Aim – Write the records below out in full, character for character, with no pictures.

A run of records –
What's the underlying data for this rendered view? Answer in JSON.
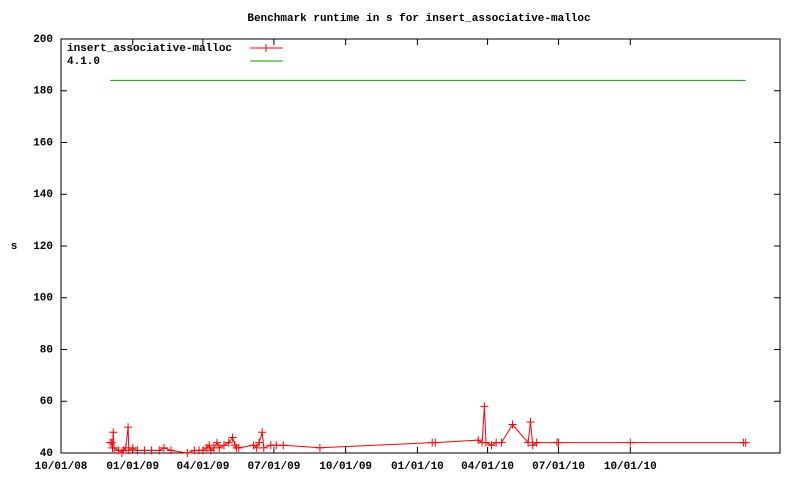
{
  "chart_data": {
    "type": "line",
    "title": "Benchmark runtime in s for insert_associative-malloc",
    "y_label": "s",
    "legend": "top-left",
    "xlim": [
      "2008-10-01",
      "2011-04-11"
    ],
    "xticks": [
      {
        "value": "2008-10-01",
        "label": "10/01/08"
      },
      {
        "value": "2009-01-01",
        "label": "01/01/09"
      },
      {
        "value": "2009-04-01",
        "label": "04/01/09"
      },
      {
        "value": "2009-07-01",
        "label": "07/01/09"
      },
      {
        "value": "2009-10-01",
        "label": "10/01/09"
      },
      {
        "value": "2010-01-01",
        "label": "01/01/10"
      },
      {
        "value": "2010-04-01",
        "label": "04/01/10"
      },
      {
        "value": "2010-07-01",
        "label": "07/01/10"
      },
      {
        "value": "2010-10-01",
        "label": "10/01/10"
      }
    ],
    "ylim": [
      40,
      200
    ],
    "yticks": [
      40,
      60,
      80,
      100,
      120,
      140,
      160,
      180,
      200
    ],
    "series": [
      {
        "name": "insert_associative-malloc",
        "color": "#ff0000",
        "marker": "+",
        "x": [
          "2008-12-03",
          "2008-12-05",
          "2008-12-06",
          "2008-12-07",
          "2008-12-08",
          "2008-12-14",
          "2008-12-18",
          "2008-12-20",
          "2008-12-23",
          "2008-12-26",
          "2008-12-27",
          "2009-01-01",
          "2009-01-07",
          "2009-01-16",
          "2009-01-25",
          "2009-02-04",
          "2009-02-10",
          "2009-02-19",
          "2009-03-12",
          "2009-03-21",
          "2009-03-27",
          "2009-04-01",
          "2009-04-06",
          "2009-04-09",
          "2009-04-11",
          "2009-04-15",
          "2009-04-19",
          "2009-04-22",
          "2009-04-28",
          "2009-05-04",
          "2009-05-09",
          "2009-05-12",
          "2009-05-14",
          "2009-05-17",
          "2009-06-05",
          "2009-06-09",
          "2009-06-12",
          "2009-06-16",
          "2009-06-18",
          "2009-06-27",
          "2009-07-04",
          "2009-07-13",
          "2009-08-29",
          "2010-01-20",
          "2010-01-24",
          "2010-03-20",
          "2010-03-25",
          "2010-03-28",
          "2010-03-30",
          "2010-04-06",
          "2010-04-12",
          "2010-04-19",
          "2010-05-03",
          "2010-05-23",
          "2010-05-26",
          "2010-05-29",
          "2010-06-03",
          "2010-06-29",
          "2010-07-01",
          "2010-10-01",
          "2011-02-23",
          "2011-02-26"
        ],
        "values": [
          44,
          44,
          42,
          48,
          42,
          41,
          40,
          41,
          42,
          50,
          41,
          42,
          41,
          41,
          41,
          41,
          42,
          41,
          40,
          41,
          41,
          41,
          42,
          43,
          41,
          42,
          44,
          42,
          43,
          44,
          46,
          43,
          42,
          42,
          43,
          42,
          44,
          48,
          42,
          43,
          43,
          43,
          42,
          44,
          44,
          45,
          44,
          58,
          44,
          43,
          44,
          44,
          51,
          44,
          52,
          43,
          44,
          44,
          44,
          44,
          44,
          44
        ]
      },
      {
        "name": "4.1.0",
        "color": "#00a000",
        "x": [
          "2008-12-03",
          "2011-02-26"
        ],
        "values": [
          184,
          184
        ]
      }
    ]
  }
}
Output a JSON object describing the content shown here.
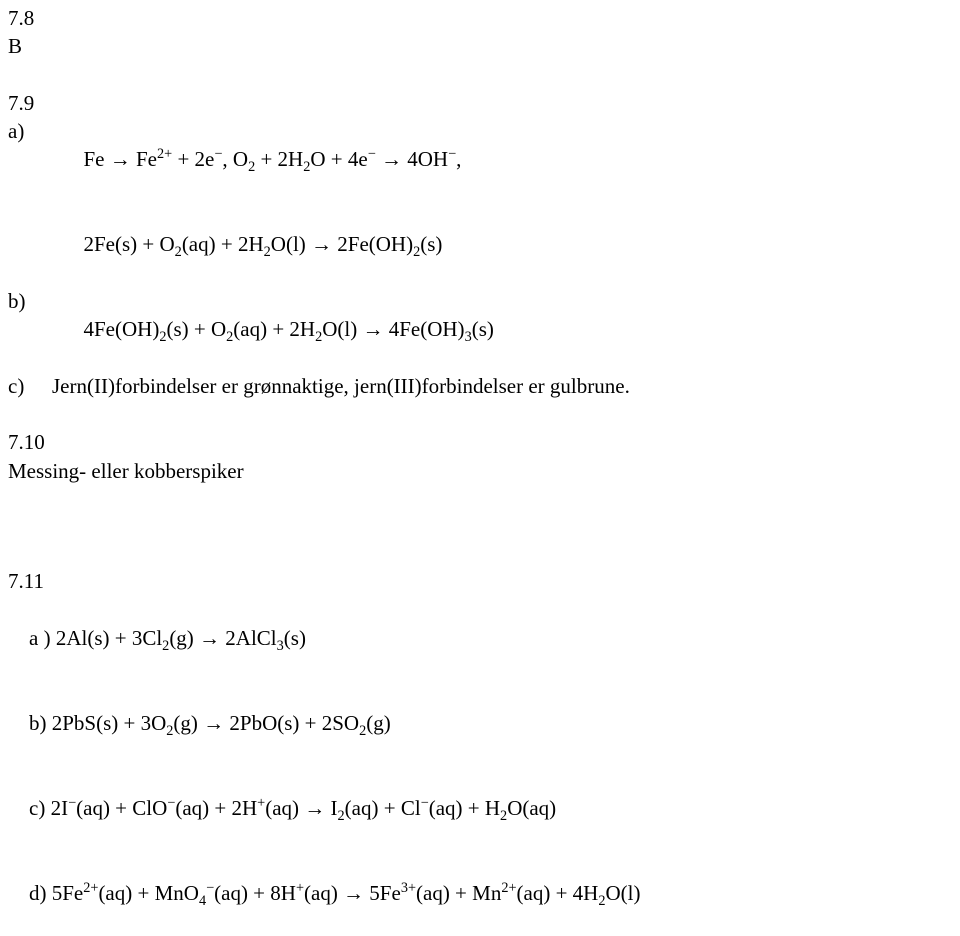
{
  "font": {
    "family": "Times New Roman",
    "base_size_pt": 16,
    "color": "#000000",
    "background": "#ffffff"
  },
  "sec78": {
    "num": "7.8",
    "letter": "B"
  },
  "sec79": {
    "num": "7.9",
    "a": {
      "label": "a)",
      "line1_pre": "Fe → Fe",
      "line1_exp1": "2+",
      "line1_mid1": " + 2e",
      "line1_exp2": "−",
      "line1_mid2": ", O",
      "line1_sub1": "2",
      "line1_mid3": " + 2H",
      "line1_sub2": "2",
      "line1_mid4": "O + 4e",
      "line1_exp3": "−",
      "line1_mid5": " → 4OH",
      "line1_exp4": "−",
      "line1_end": ",",
      "line2_pre": "2Fe(s) + O",
      "line2_sub1": "2",
      "line2_mid1": "(aq) + 2H",
      "line2_sub2": "2",
      "line2_mid2": "O(l) → 2Fe(OH)",
      "line2_sub3": "2",
      "line2_end": "(s)"
    },
    "b": {
      "label": "b)",
      "pre": "4Fe(OH)",
      "sub1": "2",
      "mid1": "(s) + O",
      "sub2": "2",
      "mid2": "(aq) + 2H",
      "sub3": "2",
      "mid3": "O(l) → 4Fe(OH)",
      "sub4": "3",
      "end": "(s)"
    },
    "c": {
      "label": "c)",
      "text": "Jern(II)forbindelser er grønnaktige, jern(III)forbindelser er gulbrune."
    }
  },
  "sec710": {
    "num": "7.10",
    "text": "Messing- eller kobberspiker"
  },
  "sec711": {
    "num": "7.11",
    "a": {
      "label": "a )",
      "pre": " 2Al(s) + 3Cl",
      "sub1": "2",
      "mid1": "(g) → 2AlCl",
      "sub2": "3",
      "end": "(s)"
    },
    "b": {
      "label": "b)",
      "pre": " 2PbS(s) + 3O",
      "sub1": "2",
      "mid1": "(g) → 2PbO(s) + 2SO",
      "sub2": "2",
      "end": "(g)"
    },
    "c": {
      "label": "c)",
      "pre": " 2I",
      "exp1": "−",
      "mid1": "(aq) + ClO",
      "exp2": "−",
      "mid2": "(aq) + 2H",
      "exp3": "+",
      "mid3": "(aq) → I",
      "sub1": "2",
      "mid4": "(aq) + Cl",
      "exp4": "−",
      "mid5": "(aq) + H",
      "sub2": "2",
      "end": "O(aq)"
    },
    "d": {
      "label": "d)",
      "pre": " 5Fe",
      "exp1": "2+",
      "mid1": "(aq) + MnO",
      "sub1": "4",
      "exp2": "−",
      "mid2": "(aq) + 8H",
      "exp3": "+",
      "mid3": "(aq) → 5Fe",
      "exp4": "3+",
      "mid4": "(aq) + Mn",
      "exp5": "2+",
      "mid5": "(aq) + 4H",
      "sub2": "2",
      "end": "O(l)"
    }
  }
}
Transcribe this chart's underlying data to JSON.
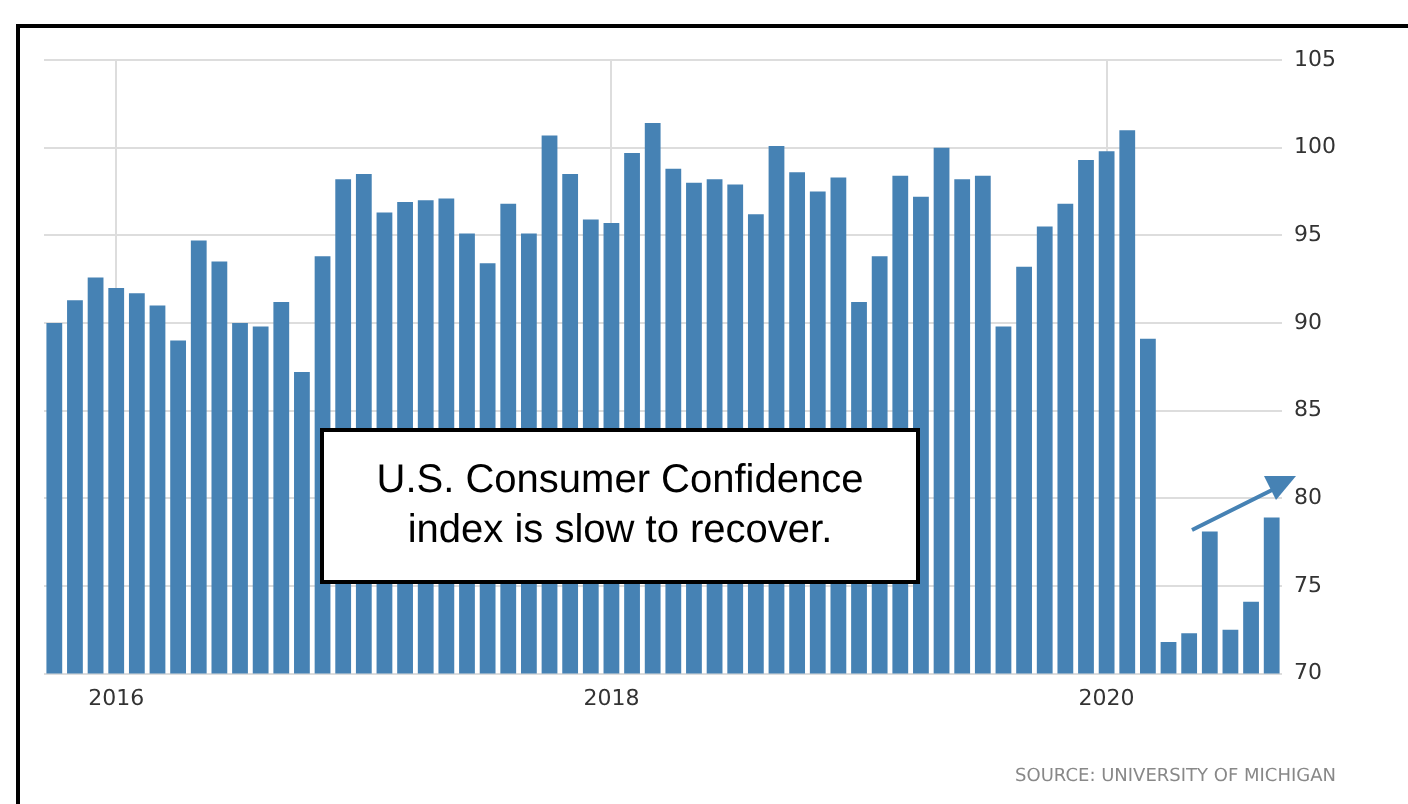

Result below –
What's the underlying data for this rendered view? Answer in JSON.
{
  "chart_data": {
    "type": "line",
    "title": "Benchmark runtime in s for insert_associative-malloc",
    "y_label": "s",
    "legend": "top-left",
    "xlim": [
      "2008-10-01",
      "2011-04-11"
    ],
    "xticks": [
      {
        "value": "2008-10-01",
        "label": "10/01/08"
      },
      {
        "value": "2009-01-01",
        "label": "01/01/09"
      },
      {
        "value": "2009-04-01",
        "label": "04/01/09"
      },
      {
        "value": "2009-07-01",
        "label": "07/01/09"
      },
      {
        "value": "2009-10-01",
        "label": "10/01/09"
      },
      {
        "value": "2010-01-01",
        "label": "01/01/10"
      },
      {
        "value": "2010-04-01",
        "label": "04/01/10"
      },
      {
        "value": "2010-07-01",
        "label": "07/01/10"
      },
      {
        "value": "2010-10-01",
        "label": "10/01/10"
      }
    ],
    "ylim": [
      40,
      200
    ],
    "yticks": [
      40,
      60,
      80,
      100,
      120,
      140,
      160,
      180,
      200
    ],
    "series": [
      {
        "name": "insert_associative-malloc",
        "color": "#ff0000",
        "marker": "+",
        "x": [
          "2008-12-03",
          "2008-12-05",
          "2008-12-06",
          "2008-12-07",
          "2008-12-08",
          "2008-12-14",
          "2008-12-18",
          "2008-12-20",
          "2008-12-23",
          "2008-12-26",
          "2008-12-27",
          "2009-01-01",
          "2009-01-07",
          "2009-01-16",
          "2009-01-25",
          "2009-02-04",
          "2009-02-10",
          "2009-02-19",
          "2009-03-12",
          "2009-03-21",
          "2009-03-27",
          "2009-04-01",
          "2009-04-06",
          "2009-04-09",
          "2009-04-11",
          "2009-04-15",
          "2009-04-19",
          "2009-04-22",
          "2009-04-28",
          "2009-05-04",
          "2009-05-09",
          "2009-05-12",
          "2009-05-14",
          "2009-05-17",
          "2009-06-05",
          "2009-06-09",
          "2009-06-12",
          "2009-06-16",
          "2009-06-18",
          "2009-06-27",
          "2009-07-04",
          "2009-07-13",
          "2009-08-29",
          "2010-01-20",
          "2010-01-24",
          "2010-03-20",
          "2010-03-25",
          "2010-03-28",
          "2010-03-30",
          "2010-04-06",
          "2010-04-12",
          "2010-04-19",
          "2010-05-03",
          "2010-05-23",
          "2010-05-26",
          "2010-05-29",
          "2010-06-03",
          "2010-06-29",
          "2010-07-01",
          "2010-10-01",
          "2011-02-23",
          "2011-02-26"
        ],
        "values": [
          44,
          44,
          42,
          48,
          42,
          41,
          40,
          41,
          42,
          50,
          41,
          42,
          41,
          41,
          41,
          41,
          42,
          41,
          40,
          41,
          41,
          41,
          42,
          43,
          41,
          42,
          44,
          42,
          43,
          44,
          46,
          43,
          42,
          42,
          43,
          42,
          44,
          48,
          42,
          43,
          43,
          43,
          42,
          44,
          44,
          45,
          44,
          58,
          44,
          43,
          44,
          44,
          51,
          44,
          52,
          43,
          44,
          44,
          44,
          44,
          44,
          44
        ]
      },
      {
        "name": "4.1.0",
        "color": "#00a000",
        "x": [
          "2008-12-03",
          "2011-02-26"
        ],
        "values": [
          184,
          184
        ]
      }
    ]
  }
}
Output a JSON object describing the content shown here.
{
  "font": {
    "family": "Times New Roman",
    "base_size_pt": 16,
    "color": "#000000",
    "background": "#ffffff"
  },
  "sec78": {
    "num": "7.8",
    "letter": "B"
  },
  "sec79": {
    "num": "7.9",
    "a": {
      "label": "a)",
      "line1_pre": "Fe → Fe",
      "line1_exp1": "2+",
      "line1_mid1": " + 2e",
      "line1_exp2": "−",
      "line1_mid2": ", O",
      "line1_sub1": "2",
      "line1_mid3": " + 2H",
      "line1_sub2": "2",
      "line1_mid4": "O + 4e",
      "line1_exp3": "−",
      "line1_mid5": " → 4OH",
      "line1_exp4": "−",
      "line1_end": ",",
      "line2_pre": "2Fe(s) + O",
      "line2_sub1": "2",
      "line2_mid1": "(aq) + 2H",
      "line2_sub2": "2",
      "line2_mid2": "O(l) → 2Fe(OH)",
      "line2_sub3": "2",
      "line2_end": "(s)"
    },
    "b": {
      "label": "b)",
      "pre": "4Fe(OH)",
      "sub1": "2",
      "mid1": "(s) + O",
      "sub2": "2",
      "mid2": "(aq) + 2H",
      "sub3": "2",
      "mid3": "O(l) → 4Fe(OH)",
      "sub4": "3",
      "end": "(s)"
    },
    "c": {
      "label": "c)",
      "text": "Jern(II)forbindelser er grønnaktige, jern(III)forbindelser er gulbrune."
    }
  },
  "sec710": {
    "num": "7.10",
    "text": "Messing- eller kobberspiker"
  },
  "sec711": {
    "num": "7.11",
    "a": {
      "label": "a )",
      "pre": " 2Al(s) + 3Cl",
      "sub1": "2",
      "mid1": "(g) → 2AlCl",
      "sub2": "3",
      "end": "(s)"
    },
    "b": {
      "label": "b)",
      "pre": " 2PbS(s) + 3O",
      "sub1": "2",
      "mid1": "(g) → 2PbO(s) + 2SO",
      "sub2": "2",
      "end": "(g)"
    },
    "c": {
      "label": "c)",
      "pre": " 2I",
      "exp1": "−",
      "mid1": "(aq) + ClO",
      "exp2": "−",
      "mid2": "(aq) + 2H",
      "exp3": "+",
      "mid3": "(aq) → I",
      "sub1": "2",
      "mid4": "(aq) + Cl",
      "exp4": "−",
      "mid5": "(aq) + H",
      "sub2": "2",
      "end": "O(aq)"
    },
    "d": {
      "label": "d)",
      "pre": " 5Fe",
      "exp1": "2+",
      "mid1": "(aq) + MnO",
      "sub1": "4",
      "exp2": "−",
      "mid2": "(aq) + 8H",
      "exp3": "+",
      "mid3": "(aq) → 5Fe",
      "exp4": "3+",
      "mid4": "(aq) + Mn",
      "exp5": "2+",
      "mid5": "(aq) + 4H",
      "sub2": "2",
      "end": "O(l)"
    }
  }
}
Transcribe this chart's underlying data to JSON.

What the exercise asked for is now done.